# ЗАДАНИЕ 1
Ответьте по тексту о покаянии, который приведен ниже:
(a) Чьи слова «Избави мя от забвения, и неведенья, и окамененного нечувствия» цитирует автор?
(b) В каком году и в каком городе, по тексту, был голод?
(c) С какой характеристикой бывшего преподавателя вышвырнули из университета?

Я преклоняюсь перед Ахматовой и Вавиловым, перед академиком Сахаровым - но вовсе не убежден, что имею право разделить с ними честь победы.

КАЕМСЯ?

"...Избави мя от забвения, и неведенья, и окамененного нечувствия", - молит Иоанн Златоуст. Покаянием назывался и называется суд над собой, не только за дурные поступки, но и за помыслы, и даже неведенье.

Неведенье... В третьем классе мы с мальчиками что ни день весело выкалывали глаза в учебниках истории очередному врагу народа. Но окамененное нечувствие я пронес сквозь годы. Нас, правда, не учили, что нужно освободиться "от химеры, называемой совестью", но в школе и в вузе я знал, что всякая там филантропия, всякая личная помощь деньгами, делом, вещами, - это гнусное и лицемерное занятие ожиревших от безделия буржуазных дамочек. А мы всем поможем разом - во всемирном масштабе. А мы всем поможем разом - во всемирном масштабе.

Я любил человечество, не замечая людей. В 60-е годы я встретил на курорте своего бывшего преподавателя. Эта молодая женщина прибыла в наш университет со студенческой скамьи. Дружила с моей однокурсницей. Потом ее вышвырнули из университета с характеристикой "дочь врага народа".

- Где же тогда был я? - спрашиваю ее.

- Вы ходили с моей Тамарой на концерты в филармонию, - ответила она, печально улыбнувшись.

В 1947 году в Черновцах был голод. В скверах сползались в кучки бессильные, опухшие, грязные существа, которые раньше были карпатскими крестьянами. Мы отворачивались: глядеть на них было неприятно. На тротуарах лежали и тижо умирали крестьянские дети. Мы перешагивали и шли по своим делам. Мы не были богаты. Тряслись над жалкими продуктовыми карточками. Но мы не умирали с голоду. Из окамененного металла сотворены наши сердца?

# ФРАГМЕНТ НАБОРА ДАННЫХ
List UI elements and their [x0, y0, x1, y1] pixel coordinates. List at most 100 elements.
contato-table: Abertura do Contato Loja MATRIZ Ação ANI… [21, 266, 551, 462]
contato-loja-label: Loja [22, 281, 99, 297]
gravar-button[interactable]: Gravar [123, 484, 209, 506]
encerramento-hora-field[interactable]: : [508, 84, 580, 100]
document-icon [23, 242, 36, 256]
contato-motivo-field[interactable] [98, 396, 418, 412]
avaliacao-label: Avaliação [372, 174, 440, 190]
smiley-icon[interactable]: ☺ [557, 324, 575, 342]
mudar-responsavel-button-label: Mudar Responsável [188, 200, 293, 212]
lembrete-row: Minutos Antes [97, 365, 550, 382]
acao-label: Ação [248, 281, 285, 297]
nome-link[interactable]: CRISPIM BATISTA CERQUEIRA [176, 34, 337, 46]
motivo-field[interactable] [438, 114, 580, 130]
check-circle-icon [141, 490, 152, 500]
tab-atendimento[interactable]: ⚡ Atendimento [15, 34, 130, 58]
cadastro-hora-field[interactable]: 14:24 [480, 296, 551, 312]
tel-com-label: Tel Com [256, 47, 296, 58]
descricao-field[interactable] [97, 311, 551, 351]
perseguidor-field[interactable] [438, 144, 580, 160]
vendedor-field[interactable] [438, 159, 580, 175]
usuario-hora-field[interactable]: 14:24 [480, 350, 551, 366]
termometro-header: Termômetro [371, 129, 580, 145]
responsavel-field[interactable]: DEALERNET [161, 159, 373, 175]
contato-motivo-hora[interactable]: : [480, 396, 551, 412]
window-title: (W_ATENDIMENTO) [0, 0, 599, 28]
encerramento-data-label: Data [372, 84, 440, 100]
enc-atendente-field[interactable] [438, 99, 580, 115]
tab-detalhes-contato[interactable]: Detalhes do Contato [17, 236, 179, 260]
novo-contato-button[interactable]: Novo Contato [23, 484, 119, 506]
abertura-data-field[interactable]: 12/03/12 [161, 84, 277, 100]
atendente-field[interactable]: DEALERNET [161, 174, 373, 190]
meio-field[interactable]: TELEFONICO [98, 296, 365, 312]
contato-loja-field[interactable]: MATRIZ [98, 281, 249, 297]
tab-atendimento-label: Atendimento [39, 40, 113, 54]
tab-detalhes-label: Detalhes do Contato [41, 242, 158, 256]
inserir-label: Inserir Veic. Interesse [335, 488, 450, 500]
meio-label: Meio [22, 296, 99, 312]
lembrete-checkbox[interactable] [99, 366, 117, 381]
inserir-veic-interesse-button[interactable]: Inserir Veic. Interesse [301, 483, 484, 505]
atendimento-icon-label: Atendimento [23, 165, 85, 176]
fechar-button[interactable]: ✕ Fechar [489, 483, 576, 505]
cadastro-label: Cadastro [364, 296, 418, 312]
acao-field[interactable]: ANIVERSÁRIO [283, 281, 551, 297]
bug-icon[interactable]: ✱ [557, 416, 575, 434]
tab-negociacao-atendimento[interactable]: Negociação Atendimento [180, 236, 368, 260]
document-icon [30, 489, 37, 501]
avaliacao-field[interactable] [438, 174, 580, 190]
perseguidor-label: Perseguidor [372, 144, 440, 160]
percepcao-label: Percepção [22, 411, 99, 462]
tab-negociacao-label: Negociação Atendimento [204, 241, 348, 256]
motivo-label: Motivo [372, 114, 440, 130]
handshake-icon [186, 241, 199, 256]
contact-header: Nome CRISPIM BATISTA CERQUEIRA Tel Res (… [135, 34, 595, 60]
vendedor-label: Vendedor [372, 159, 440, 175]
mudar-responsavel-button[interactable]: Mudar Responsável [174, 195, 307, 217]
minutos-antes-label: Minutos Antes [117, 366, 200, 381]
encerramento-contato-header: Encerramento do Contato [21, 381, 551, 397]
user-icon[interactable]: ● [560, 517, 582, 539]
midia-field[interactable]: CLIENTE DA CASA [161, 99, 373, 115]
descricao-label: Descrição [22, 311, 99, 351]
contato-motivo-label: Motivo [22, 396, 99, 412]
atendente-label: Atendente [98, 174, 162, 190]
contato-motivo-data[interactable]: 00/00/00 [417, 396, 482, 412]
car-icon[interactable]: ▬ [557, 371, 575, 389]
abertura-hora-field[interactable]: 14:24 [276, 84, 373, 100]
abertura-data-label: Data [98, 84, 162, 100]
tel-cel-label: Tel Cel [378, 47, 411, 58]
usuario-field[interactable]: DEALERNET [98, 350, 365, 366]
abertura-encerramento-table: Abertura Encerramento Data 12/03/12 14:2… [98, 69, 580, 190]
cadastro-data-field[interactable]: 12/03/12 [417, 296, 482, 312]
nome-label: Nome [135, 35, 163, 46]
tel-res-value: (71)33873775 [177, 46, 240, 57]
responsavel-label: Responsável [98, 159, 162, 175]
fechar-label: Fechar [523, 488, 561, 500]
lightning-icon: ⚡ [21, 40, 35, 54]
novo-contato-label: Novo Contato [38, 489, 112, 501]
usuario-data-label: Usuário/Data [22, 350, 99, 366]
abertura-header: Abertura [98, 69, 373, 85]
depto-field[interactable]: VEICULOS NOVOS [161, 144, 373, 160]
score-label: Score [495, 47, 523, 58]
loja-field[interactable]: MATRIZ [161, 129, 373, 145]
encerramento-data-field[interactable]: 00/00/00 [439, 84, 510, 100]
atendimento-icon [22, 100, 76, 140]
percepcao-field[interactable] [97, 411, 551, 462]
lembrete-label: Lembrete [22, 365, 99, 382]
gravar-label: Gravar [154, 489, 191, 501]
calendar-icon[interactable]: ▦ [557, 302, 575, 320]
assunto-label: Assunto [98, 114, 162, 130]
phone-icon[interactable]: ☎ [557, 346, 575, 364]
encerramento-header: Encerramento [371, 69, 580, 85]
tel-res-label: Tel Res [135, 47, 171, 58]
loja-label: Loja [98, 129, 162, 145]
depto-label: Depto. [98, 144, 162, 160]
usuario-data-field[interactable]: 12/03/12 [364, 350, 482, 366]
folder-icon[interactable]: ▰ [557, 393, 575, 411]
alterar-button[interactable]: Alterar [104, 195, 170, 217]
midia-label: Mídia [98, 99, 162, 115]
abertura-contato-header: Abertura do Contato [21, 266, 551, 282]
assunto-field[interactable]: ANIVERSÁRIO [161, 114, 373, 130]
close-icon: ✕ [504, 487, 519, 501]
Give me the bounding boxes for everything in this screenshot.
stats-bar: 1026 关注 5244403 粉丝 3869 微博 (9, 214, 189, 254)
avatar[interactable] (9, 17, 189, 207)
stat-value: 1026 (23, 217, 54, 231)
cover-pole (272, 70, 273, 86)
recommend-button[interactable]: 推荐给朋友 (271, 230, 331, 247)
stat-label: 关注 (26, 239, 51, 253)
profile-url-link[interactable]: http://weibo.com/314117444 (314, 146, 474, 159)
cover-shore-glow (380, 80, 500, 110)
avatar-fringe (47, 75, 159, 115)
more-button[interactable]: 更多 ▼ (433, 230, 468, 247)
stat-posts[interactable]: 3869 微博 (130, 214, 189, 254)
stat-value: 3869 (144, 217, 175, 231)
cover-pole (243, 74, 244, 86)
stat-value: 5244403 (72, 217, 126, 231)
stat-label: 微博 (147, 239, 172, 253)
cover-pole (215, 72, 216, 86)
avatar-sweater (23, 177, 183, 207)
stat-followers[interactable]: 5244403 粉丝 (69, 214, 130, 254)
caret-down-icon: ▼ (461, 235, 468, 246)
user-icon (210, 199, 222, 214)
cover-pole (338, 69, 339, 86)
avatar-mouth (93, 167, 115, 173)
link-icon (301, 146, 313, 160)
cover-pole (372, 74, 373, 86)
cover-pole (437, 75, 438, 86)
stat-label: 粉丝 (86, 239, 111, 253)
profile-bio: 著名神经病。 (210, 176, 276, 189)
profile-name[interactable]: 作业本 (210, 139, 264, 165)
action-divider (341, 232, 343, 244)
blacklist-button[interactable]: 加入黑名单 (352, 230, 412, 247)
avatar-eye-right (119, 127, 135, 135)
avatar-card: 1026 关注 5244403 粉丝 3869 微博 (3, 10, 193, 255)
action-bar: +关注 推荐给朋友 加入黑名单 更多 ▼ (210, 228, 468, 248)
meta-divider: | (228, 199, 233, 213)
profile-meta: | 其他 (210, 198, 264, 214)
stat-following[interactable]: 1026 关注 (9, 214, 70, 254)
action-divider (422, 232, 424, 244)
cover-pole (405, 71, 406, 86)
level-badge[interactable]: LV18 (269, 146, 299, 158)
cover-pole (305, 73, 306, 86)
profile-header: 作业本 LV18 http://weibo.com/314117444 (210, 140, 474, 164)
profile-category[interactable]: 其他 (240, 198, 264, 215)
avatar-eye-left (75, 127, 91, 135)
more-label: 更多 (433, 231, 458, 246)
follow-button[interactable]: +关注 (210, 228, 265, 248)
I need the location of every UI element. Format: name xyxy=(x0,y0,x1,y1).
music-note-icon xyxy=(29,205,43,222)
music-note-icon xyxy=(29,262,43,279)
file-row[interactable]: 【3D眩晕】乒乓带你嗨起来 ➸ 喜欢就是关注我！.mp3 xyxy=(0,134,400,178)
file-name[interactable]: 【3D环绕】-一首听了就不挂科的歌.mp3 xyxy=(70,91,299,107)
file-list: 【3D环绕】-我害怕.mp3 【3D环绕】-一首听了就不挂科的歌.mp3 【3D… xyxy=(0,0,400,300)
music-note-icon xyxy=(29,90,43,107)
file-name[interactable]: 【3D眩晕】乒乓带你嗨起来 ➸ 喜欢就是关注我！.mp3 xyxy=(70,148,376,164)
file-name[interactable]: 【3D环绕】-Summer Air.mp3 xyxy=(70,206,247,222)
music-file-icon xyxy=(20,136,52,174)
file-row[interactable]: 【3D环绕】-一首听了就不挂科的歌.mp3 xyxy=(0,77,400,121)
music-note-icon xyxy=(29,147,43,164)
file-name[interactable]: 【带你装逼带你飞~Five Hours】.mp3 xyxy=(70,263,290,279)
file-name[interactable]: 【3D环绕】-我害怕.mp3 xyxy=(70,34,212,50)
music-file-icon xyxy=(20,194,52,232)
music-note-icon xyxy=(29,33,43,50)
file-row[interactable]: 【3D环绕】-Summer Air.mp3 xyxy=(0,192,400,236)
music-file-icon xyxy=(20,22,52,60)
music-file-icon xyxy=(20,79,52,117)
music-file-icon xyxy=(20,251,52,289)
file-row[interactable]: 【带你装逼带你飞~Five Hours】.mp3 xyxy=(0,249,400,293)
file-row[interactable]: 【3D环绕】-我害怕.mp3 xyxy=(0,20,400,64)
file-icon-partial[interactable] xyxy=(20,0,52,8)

# ЗАДАНИЕ 2
Верните все строки приведенных выше записей, в которых есть строка "加入黑名单".

# ИТОГОВЫЙ ОТВЕТ 1
(a) Это слова Иоанна Златоуста.
(b) Голод был в 1947 году в Черновцах.
(c) Ее вышвырнули с характеристикой «дочь врага народа».

# ИТОГОВЫЙ ОТВЕТ 2
blacklist-button[interactable]: 加入黑名单 (352, 230, 412, 247)
action-bar: +关注 推荐给朋友 加入黑名单 更多 ▼ (210, 228, 468, 248)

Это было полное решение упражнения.